■ What needs to be done
Every line that holds the string "Niska" is to be identified and copied.

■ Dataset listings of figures
══════════

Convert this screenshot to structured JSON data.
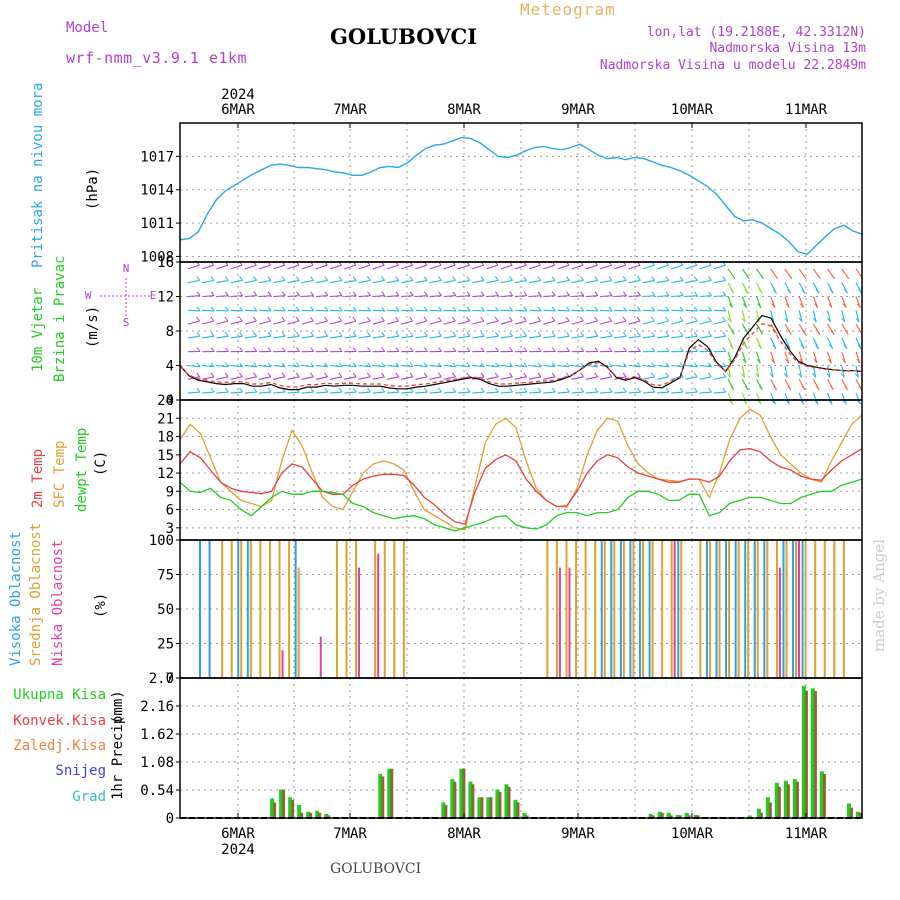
{
  "header": {
    "model_label": "Model",
    "model_name": "wrf-nmm_v3.9.1 e1km",
    "station": "GOLUBOVCI",
    "product": "Meteogram",
    "lonlat": "lon,lat (19.2188E, 42.3312N)",
    "elevation": "Nadmorska Visina 13m",
    "model_elevation": "Nadmorska Visina u modelu 22.2849m",
    "footer_station": "GOLUBOVCI",
    "credit": "made by Angel",
    "top_year": "2024",
    "bottom_year": "2024"
  },
  "colors": {
    "pressure": "#29a8e0",
    "wind_label": "#22cc22",
    "wind_legend": "#b040d0",
    "temp2m": "#e84040",
    "sfc": "#e0a030",
    "dewpt": "#22cc22",
    "cloud_high": "#30a0e0",
    "cloud_mid": "#e0a030",
    "cloud_low": "#e040a0",
    "precip_total": "#22cc22",
    "precip_conv": "#e84040",
    "precip_frz": "#f08040",
    "snow": "#4040e0",
    "graupel": "#30c0c0"
  },
  "chart_data": [
    {
      "type": "line",
      "id": "pressure",
      "ylabel": "Pritisak na nivou mora",
      "unit": "(hPa)",
      "x_ticks": [
        "6MAR",
        "7MAR",
        "8MAR",
        "9MAR",
        "10MAR",
        "11MAR"
      ],
      "ylim": [
        1007.5,
        1020
      ],
      "yticks": [
        "1008",
        "1011",
        "1014",
        "1017"
      ],
      "grid": true,
      "series": [
        {
          "values": [
            1009.5,
            1009.6,
            1010.2,
            1011.8,
            1013.1,
            1013.9,
            1014.4,
            1014.9,
            1015.4,
            1015.8,
            1016.2,
            1016.3,
            1016.2,
            1016.0,
            1016.0,
            1015.9,
            1015.8,
            1015.6,
            1015.5,
            1015.3,
            1015.3,
            1015.6,
            1016.0,
            1016.1,
            1016.0,
            1016.4,
            1017.1,
            1017.7,
            1018.0,
            1018.1,
            1018.4,
            1018.7,
            1018.6,
            1018.2,
            1017.6,
            1017.0,
            1016.9,
            1017.1,
            1017.5,
            1017.8,
            1017.9,
            1017.7,
            1017.6,
            1017.8,
            1018.1,
            1017.6,
            1017.1,
            1016.8,
            1016.9,
            1016.7,
            1016.9,
            1016.8,
            1016.5,
            1016.2,
            1016.0,
            1015.7,
            1015.3,
            1014.8,
            1014.3,
            1013.6,
            1012.6,
            1011.6,
            1011.2,
            1011.3,
            1011.0,
            1010.5,
            1010.0,
            1009.3,
            1008.4,
            1008.2,
            1009.0,
            1009.8,
            1010.5,
            1010.8,
            1010.3,
            1010.0
          ]
        }
      ]
    },
    {
      "type": "line",
      "id": "wind",
      "ylabel": "10m Vjetar Brzina i Pravac",
      "unit": "(m/s)",
      "ylim": [
        0,
        16
      ],
      "yticks": [
        "0",
        "4",
        "8",
        "12",
        "16"
      ],
      "compass": [
        "N",
        "E",
        "S",
        "W"
      ],
      "grid": true,
      "series": [
        {
          "values": [
            4.0,
            2.8,
            2.3,
            2.1,
            1.9,
            1.8,
            1.9,
            1.9,
            1.6,
            1.6,
            1.8,
            1.4,
            1.2,
            1.2,
            1.5,
            1.5,
            1.7,
            1.6,
            1.7,
            1.7,
            1.6,
            1.6,
            1.6,
            1.4,
            1.3,
            1.3,
            1.5,
            1.6,
            1.8,
            2.0,
            2.2,
            2.4,
            2.6,
            2.4,
            1.9,
            1.6,
            1.6,
            1.7,
            1.8,
            1.9,
            2.0,
            2.1,
            2.4,
            2.8,
            3.5,
            4.3,
            4.5,
            3.8,
            2.6,
            2.3,
            2.6,
            2.2,
            1.5,
            1.4,
            2.0,
            2.6,
            6.0,
            7.0,
            6.2,
            4.4,
            3.3,
            4.9,
            7.2,
            8.5,
            9.8,
            9.5,
            7.5,
            5.8,
            4.5,
            4.0,
            3.8,
            3.6,
            3.5,
            3.4,
            3.4,
            3.3
          ]
        }
      ]
    },
    {
      "type": "line",
      "id": "temperature",
      "ylabel": "2m Temp / SFC Temp / dewpt Temp",
      "unit": "(C)",
      "ylim": [
        1,
        24
      ],
      "yticks": [
        "3",
        "6",
        "9",
        "12",
        "15",
        "18",
        "21",
        "24"
      ],
      "grid": true,
      "series": [
        {
          "name": "2m Temp",
          "values": [
            13.5,
            15.5,
            14.5,
            12.5,
            10.5,
            9.5,
            9.0,
            8.8,
            8.6,
            9.0,
            12.0,
            13.5,
            13.0,
            11.0,
            9.0,
            8.5,
            8.5,
            10.0,
            11.0,
            11.5,
            11.8,
            11.8,
            11.6,
            10.0,
            8.0,
            6.8,
            5.2,
            4.0,
            3.6,
            9.0,
            12.8,
            14.2,
            15.0,
            14.0,
            11.0,
            9.0,
            7.5,
            6.5,
            6.6,
            9.0,
            12.0,
            14.0,
            15.0,
            14.5,
            13.0,
            12.0,
            11.5,
            11.0,
            10.5,
            10.5,
            11.0,
            11.0,
            10.5,
            11.5,
            14.0,
            15.8,
            16.0,
            15.5,
            14.0,
            13.0,
            12.5,
            11.5,
            11.0,
            10.8,
            12.5,
            14.0,
            15.0,
            16.0
          ]
        },
        {
          "name": "SFC Temp",
          "values": [
            17.5,
            20.0,
            18.5,
            14.5,
            10.5,
            9.0,
            7.5,
            7.0,
            6.5,
            7.5,
            14.0,
            19.0,
            16.5,
            12.0,
            8.0,
            6.5,
            6.0,
            9.0,
            12.0,
            13.5,
            14.0,
            13.5,
            12.5,
            9.0,
            6.0,
            5.0,
            4.0,
            3.0,
            2.7,
            10.0,
            17.0,
            20.0,
            21.0,
            19.5,
            14.0,
            9.5,
            7.5,
            6.5,
            6.4,
            9.5,
            15.0,
            19.0,
            21.0,
            20.5,
            16.5,
            13.5,
            12.0,
            11.0,
            10.8,
            10.6,
            11.0,
            11.0,
            8.0,
            12.0,
            17.5,
            21.0,
            22.5,
            21.5,
            18.0,
            15.0,
            13.5,
            12.0,
            11.0,
            10.5,
            14.0,
            17.0,
            20.0,
            21.5
          ]
        },
        {
          "name": "dewpt Temp",
          "values": [
            10.5,
            9.0,
            8.8,
            9.5,
            8.0,
            7.5,
            6.0,
            5.0,
            6.5,
            8.0,
            9.0,
            8.5,
            8.5,
            9.0,
            9.0,
            8.8,
            8.5,
            7.0,
            6.5,
            5.5,
            5.0,
            4.5,
            4.8,
            5.0,
            4.5,
            3.5,
            3.0,
            2.5,
            3.0,
            3.5,
            4.0,
            4.8,
            5.0,
            3.5,
            3.0,
            2.8,
            3.5,
            5.0,
            5.5,
            5.5,
            5.0,
            5.5,
            5.5,
            6.0,
            8.0,
            9.0,
            9.0,
            8.5,
            7.5,
            7.5,
            8.5,
            8.5,
            5.0,
            5.5,
            7.0,
            7.5,
            8.0,
            8.0,
            7.5,
            7.0,
            7.0,
            8.0,
            8.5,
            9.0,
            9.0,
            10.0,
            10.5,
            11.0
          ]
        }
      ]
    },
    {
      "type": "bar",
      "id": "clouds",
      "ylabel": "Visoka Oblacnost / Srednja Oblacnost / Niska Oblacnost",
      "unit": "(%)",
      "ylim": [
        0,
        100
      ],
      "yticks": [
        "0",
        "25",
        "50",
        "75",
        "100"
      ],
      "grid": true,
      "series": [
        {
          "name": "Visoka Oblacnost",
          "values": [
            100,
            100,
            0,
            0,
            100,
            100,
            0,
            0,
            0,
            0,
            100,
            0,
            0,
            0,
            0,
            0,
            0,
            0,
            0,
            0,
            0,
            0,
            0,
            0,
            0,
            0,
            0,
            0,
            0,
            0,
            0,
            0,
            0,
            0,
            0,
            0,
            0,
            0,
            0,
            0,
            0,
            0,
            100,
            100,
            100,
            100,
            100,
            100,
            0,
            0,
            100,
            0,
            0,
            100,
            100,
            100,
            100,
            100,
            100,
            100,
            0,
            100,
            100,
            100,
            0,
            0,
            0,
            0,
            0,
            0
          ]
        },
        {
          "name": "Srednja Oblacnost",
          "values": [
            0,
            0,
            100,
            100,
            100,
            100,
            100,
            100,
            100,
            100,
            80,
            0,
            0,
            0,
            100,
            100,
            100,
            0,
            100,
            100,
            100,
            100,
            0,
            0,
            0,
            0,
            0,
            0,
            0,
            0,
            0,
            0,
            0,
            0,
            0,
            0,
            100,
            100,
            100,
            100,
            100,
            100,
            100,
            100,
            100,
            100,
            100,
            100,
            100,
            100,
            100,
            0,
            100,
            100,
            100,
            100,
            100,
            100,
            100,
            100,
            100,
            100,
            100,
            100,
            100,
            100,
            100,
            100
          ]
        },
        {
          "name": "Niska Oblacnost",
          "values": [
            0,
            0,
            0,
            0,
            0,
            0,
            0,
            0,
            20,
            0,
            0,
            0,
            30,
            0,
            0,
            0,
            80,
            0,
            90,
            0,
            0,
            0,
            0,
            0,
            0,
            0,
            0,
            0,
            0,
            0,
            0,
            0,
            0,
            0,
            0,
            0,
            0,
            80,
            80,
            0,
            0,
            0,
            0,
            0,
            0,
            0,
            0,
            0,
            0,
            100,
            0,
            0,
            0,
            0,
            0,
            0,
            0,
            0,
            0,
            0,
            80,
            0,
            100,
            0,
            0,
            0,
            0,
            0
          ]
        }
      ]
    },
    {
      "type": "bar",
      "id": "precip",
      "ylabel": "1hr Precip",
      "unit": "(mm)",
      "ylim": [
        0,
        2.7
      ],
      "yticks": [
        "0",
        "0.54",
        "1.08",
        "1.62",
        "2.16",
        "2.7"
      ],
      "grid": true,
      "legend": [
        "Ukupna Kisa",
        "Konvek.Kisa",
        "Zaledj.Kisa",
        "Snijeg",
        "Grad"
      ],
      "series": [
        {
          "name": "Ukupna Kisa",
          "values": [
            0,
            0,
            0,
            0,
            0,
            0,
            0,
            0,
            0.38,
            0.55,
            0.4,
            0.25,
            0.12,
            0.14,
            0.08,
            0,
            0,
            0,
            0,
            0,
            0.85,
            0.95,
            0,
            0,
            0,
            0,
            0,
            0.3,
            0.75,
            0.95,
            0.7,
            0.4,
            0.4,
            0.55,
            0.65,
            0.35,
            0.1,
            0,
            0,
            0,
            0,
            0,
            0,
            0,
            0,
            0,
            0,
            0,
            0,
            0,
            0.08,
            0.12,
            0.1,
            0.06,
            0.1,
            0.06,
            0,
            0,
            0,
            0,
            0,
            0.05,
            0.18,
            0.4,
            0.68,
            0.72,
            0.75,
            2.55,
            2.5,
            0.9,
            0,
            0,
            0.28,
            0.12
          ]
        },
        {
          "name": "Konvek.Kisa",
          "values": [
            0,
            0,
            0,
            0,
            0,
            0,
            0,
            0,
            0.3,
            0.55,
            0.35,
            0.1,
            0.1,
            0.1,
            0.05,
            0,
            0,
            0,
            0,
            0,
            0.8,
            0.95,
            0,
            0,
            0,
            0,
            0,
            0.25,
            0.7,
            0.95,
            0.65,
            0.4,
            0.4,
            0.5,
            0.6,
            0.3,
            0.05,
            0,
            0,
            0,
            0,
            0,
            0,
            0,
            0,
            0,
            0,
            0,
            0,
            0,
            0.05,
            0.1,
            0.05,
            0.05,
            0.05,
            0.05,
            0,
            0,
            0,
            0,
            0,
            0,
            0.1,
            0.3,
            0.6,
            0.65,
            0.7,
            2.45,
            2.45,
            0.85,
            0,
            0,
            0.2,
            0.1
          ]
        }
      ]
    }
  ]
}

══════════

■ Solution to the problem
      "ylabel": "Visoka Oblacnost / Srednja Oblacnost / Niska Oblacnost",
          "name": "Niska Oblacnost",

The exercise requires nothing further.